***** Source material

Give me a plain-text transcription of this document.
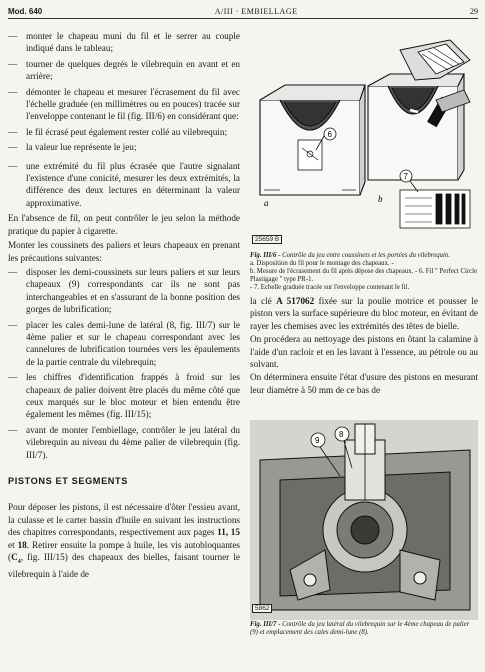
Mod. 640	A/III · EMBIELLAGE	29
— monter le chapeau muni du fil et le serrer au couple indiqué dans le tableau;
— tourner de quelques degrés le vilebrequin en avant et en arrière;
— démonter le chapeau et mesurer l'écrasement du fil avec l'échelle graduée (en millimètres ou en pouces) tracée sur l'enveloppe contenant le fil (fig. III/6) en considérant que:
— le fil écrasé peut également rester collé au vilebrequin;
— la valeur lue représente le jeu;
— une extrémité du fil plus écrasée que l'autre signalant l'existence d'une conicité, mesurer les deux extrémités, la différence des deux lectures en déterminant la valeur approximative.

En l'absence de fil, on peut contrôler le jeu selon la méthode pratique du papier à cigarette.

Monter les coussinets des paliers et leurs chapeaux en prenant les précautions suivantes:

— disposer les demi-coussinets sur leurs paliers et sur leurs chapeaux (9) correspondants car ils ne sont pas interchangeables et en s'assurant de la bonne position des gorges de lubrification;
— placer les cales demi-lune de latéral (8, fig. III/7) sur le 4ème palier et sur le chapeau correspondant avec les cannelures de lubrification tournées vers les épaulements de la partie centrale du vilebrequin;
— les chiffres d'identification frappés à froid sur les chapeaux de palier doivent être placés du même côté que ceux marqués sur le bloc moteur et bien entendu être également les mêmes (fig. III/15);
— avant de monter l'embiellage, contrôler le jeu latéral du vilebrequin au niveau du 4ème palier de vilebrequin (fig. III/7).
PISTONS ET SEGMENTS

Pour déposer les pistons, il est nécessaire d'ôter l'essieu avant, la culasse et le carter bassin d'huile en suivant les instructions des chapitres correspondants, respectivement aux pages 11, 15 et 18. Retirer ensuite la pompe à huile, les vis autobloquantes ($C_4$, fig. III/15) des chapeaux des bielles, faisant tourner le vilebrequin à l'aide de

6
7
a	b
25659 B
Fig. III/6 - Contrôle du jeu entre coussinets et les portées du vilebrequin.
a. Disposition du fil pour le montage des chapeaux. -
b. Mesure de l'écrasement du fil après dépose des chapeaux. - 6. Fil " Perfect Circle Plastigage " type PR-1.
- 7. Echelle graduée tracée sur l'enveloppe contenant le fil.

la clé A 517062 fixée sur la poulie motrice et pousser le piston vers la surface supérieure du bloc moteur, en évitant de rayer les chemises avec les extrémités des têtes de bielle.

On procédera au nettoyage des pistons en ôtant la calamine à l'aide d'un racloir et en les lavant à l'essence, au pétrole ou au solvant.

On déterminera ensuite l'état d'usure des pistons en mesurant leur diamètre à 50 mm de ce bas de

9
8
5862
Fig. III/7 - Contrôle du jeu latéral du vilebrequin sur le 4ème chapeau de palier (9) et emplacement des cales demi-lune (8).
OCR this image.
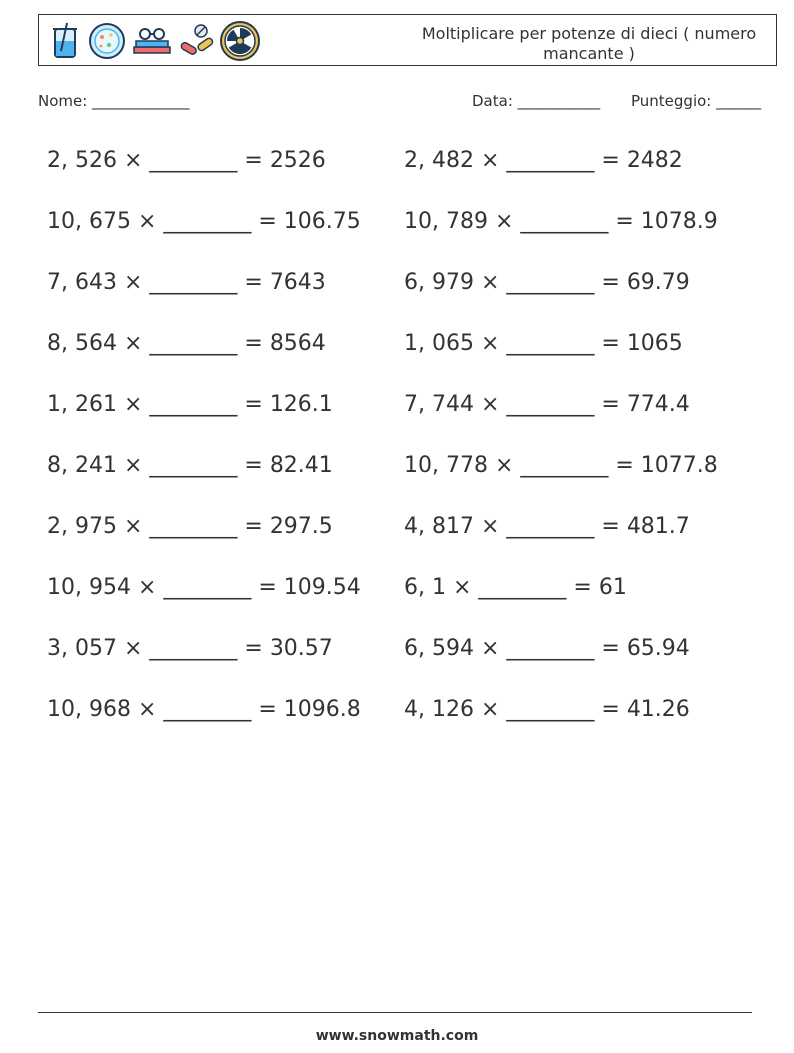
Moltiplicare per potenze di dieci ( numero mancante )
Nome: _____________	Data: ___________ Punteggio: ______
2, 526 × ________ = 2526
10, 675 × ________ = 106.75
7, 643 × ________ = 7643
8, 564 × ________ = 8564
1, 261 × ________ = 126.1
8, 241 × ________ = 82.41
2, 975 × ________ = 297.5
10, 954 × ________ = 109.54
3, 057 × ________ = 30.57
10, 968 × ________ = 1096.8
2, 482 × ________ = 2482
10, 789 × ________ = 1078.9
6, 979 × ________ = 69.79
1, 065 × ________ = 1065
7, 744 × ________ = 774.4
10, 778 × ________ = 1077.8
4, 817 × ________ = 481.7
6, 1 × ________ = 61
6, 594 × ________ = 65.94
4, 126 × ________ = 41.26
www.snowmath.com
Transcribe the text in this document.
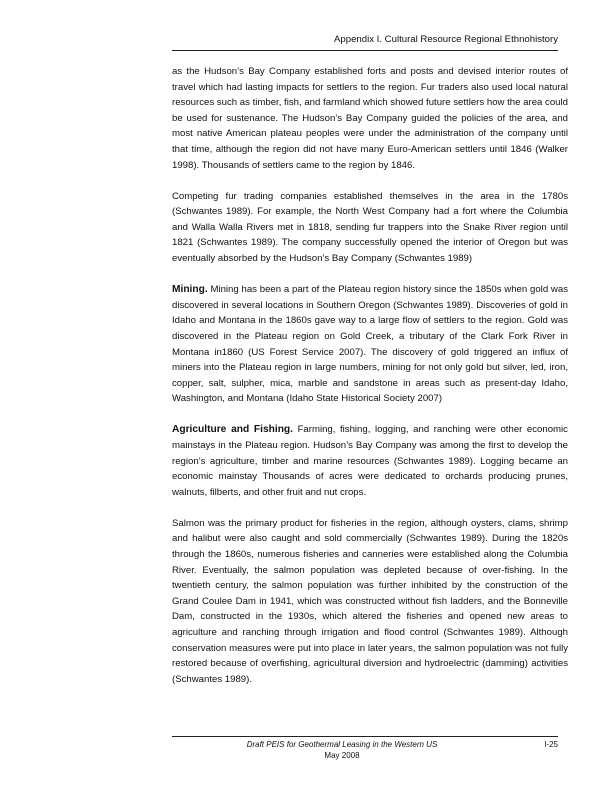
Appendix I. Cultural Resource Regional Ethnohistory

as the Hudson’s Bay Company established forts and posts and devised interior routes of travel which had lasting impacts for settlers to the region. Fur traders also used local natural resources such as timber, fish, and farmland which showed future settlers how the area could be used for sustenance. The Hudson’s Bay Company guided the policies of the area, and most native American plateau peoples were under the administration of the company until that time, although the region did not have many Euro-American settlers until 1846 (Walker 1998). Thousands of settlers came to the region by 1846.

Competing fur trading companies established themselves in the area in the 1780s (Schwantes 1989). For example, the North West Company had a fort where the Columbia and Walla Walla Rivers met in 1818, sending fur trappers into the Snake River region until 1821 (Schwantes 1989). The company successfully opened the interior of Oregon but was eventually absorbed by the Hudson’s Bay Company (Schwantes 1989)

Mining. Mining has been a part of the Plateau region history since the 1850s when gold was discovered in several locations in Southern Oregon (Schwantes 1989). Discoveries of gold in Idaho and Montana in the 1860s gave way to a large flow of settlers to the region. Gold was discovered in the Plateau region on Gold Creek, a tributary of the Clark Fork River in Montana in1860 (US Forest Service 2007). The discovery of gold triggered an influx of miners into the Plateau region in large numbers, mining for not only gold but silver, led, iron, copper, salt, sulpher, mica, marble and sandstone in areas such as present-day Idaho, Washington, and Montana (Idaho State Historical Society 2007)

Agriculture and Fishing. Farming, fishing, logging, and ranching were other economic mainstays in the Plateau region. Hudson’s Bay Company was among the first to develop the region’s agriculture, timber and marine resources (Schwantes 1989). Logging became an economic mainstay Thousands of acres were dedicated to orchards producing prunes, walnuts, filberts, and other fruit and nut crops.

Salmon was the primary product for fisheries in the region, although oysters, clams, shrimp and halibut were also caught and sold commercially (Schwantes 1989). During the 1820s through the 1860s, numerous fisheries and canneries were established along the Columbia River. Eventually, the salmon population was depleted because of over-fishing. In the twentieth century, the salmon population was further inhibited by the construction of the Grand Coulee Dam in 1941, which was constructed without fish ladders, and the Bonneville Dam, constructed in the 1930s, which altered the fisheries and opened new areas to agriculture and ranching through irrigation and flood control (Schwantes 1989). Although conservation measures were put into place in later years, the salmon population was not fully restored because of overfishing, agricultural diversion and hydroelectric (damming) activities (Schwantes 1989).

Draft PEIS for Geothermal Leasing in the Western US
May 2008
I-25
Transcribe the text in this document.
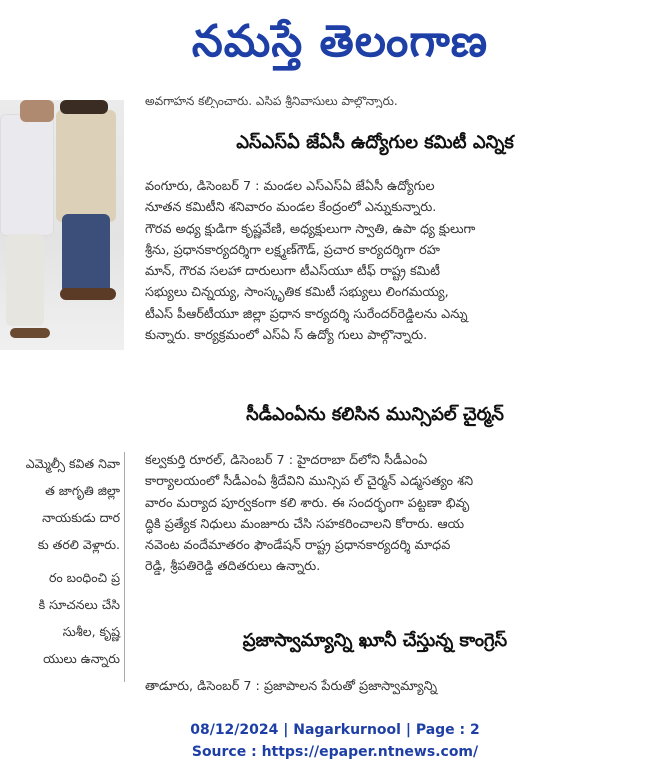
నమస్తే తెలంగాణ
ఎమ్మెల్సీ కవిత నివా
త జాగృతి జిల్లా
నాయకుడు దార
కు తరలి వెళ్లారు.
రం బంధించి ప్ర
కి సూచనలు చేసి
సుశీల, కృష్ణ
యులు ఉన్నారు
అవగాహన కల్పించారు. ఎసిప శ్రీనివాసులు పాల్గొన్నారు.
ఎస్ఎస్ఏ జేఏసీ ఉద్యోగుల కమిటీ ఎన్నిక
వంగూరు, డిసెంబర్ 7 : మండల ఎస్ఎస్ఏ జేఏసీ ఉద్యోగుల
నూతన కమిటీని శనివారం మండల కేంద్రంలో ఎన్నుకున్నారు.
గౌరవ అధ్య క్షుడిగా కృష్ణవేణి, అధ్యక్షులుగా స్వాతి, ఉపా ధ్య క్షులుగా
శ్రీను, ప్రధానకార్యదర్శిగా లక్ష్మణ్‌గౌడ్, ప్రచార కార్యదర్శిగా రహ
మాన్, గౌరవ సలహా దారులుగా టీఎస్‌యూ టీఫ్ రాష్ట్ర కమిటీ
సభ్యులు చిన్నయ్య, సాంస్కృతిక కమిటీ సభ్యులు లింగమయ్య,
టీఎస్ పీఆర్‌టీయూ జిల్లా ప్రధాన కార్యదర్శి సురేందర్‌రెడ్డిలను ఎన్ను
కున్నారు. కార్యక్రమంలో ఎస్ఏ స్ ఉద్యో గులు పాల్గొన్నారు.
సీడీఎంఏను కలిసిన మున్సిపల్ చైర్మన్
కల్వకుర్తి రూరల్, డిసెంబర్ 7 : హైదరాబా ద్‌లోని సీడీఎంఏ
కార్యాలయంలో సీడీఎంఏ శ్రీదేవిని మున్సిప ల్ చైర్మన్ ఎడ్మసత్యం శని
వారం మర్యాద పూర్వకంగా కలి శారు. ఈ సందర్భంగా పట్టణా భివృ
ద్ధికి ప్రత్యేక నిధులు మంజూరు చేసి సహకరించాలని కోరారు. ఆయ
నవెంట వందేమాతరం ఫౌండేషన్ రాష్ట్ర ప్రధానకార్యదర్శి మాధవ
రెడ్డి, శ్రీపతిరెడ్డి తదితరులు ఉన్నారు.
ప్రజాస్వామ్యాన్ని ఖూనీ చేస్తున్న కాంగ్రెస్
తాడూరు, డిసెంబర్ 7 : ప్రజాపాలన పేరుతో ప్రజాస్వామ్యాన్ని
08/12/2024 | Nagarkurnool | Page : 2
Source : https://epaper.ntnews.com/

**********

Show all lines in the entries above where the word "lune" appears.

— placer les cales demi-lune de latéral (8, fig. III/7) sur le 4ème palier et sur le chapeau correspondant avec les cannelures de lubrification tournées vers les épaulements de la partie centrale du vilebrequin;
Fig. III/7 - Contrôle du jeu latéral du vilebrequin sur le 4ème chapeau de palier (9) et emplacement des cales demi-lune (8).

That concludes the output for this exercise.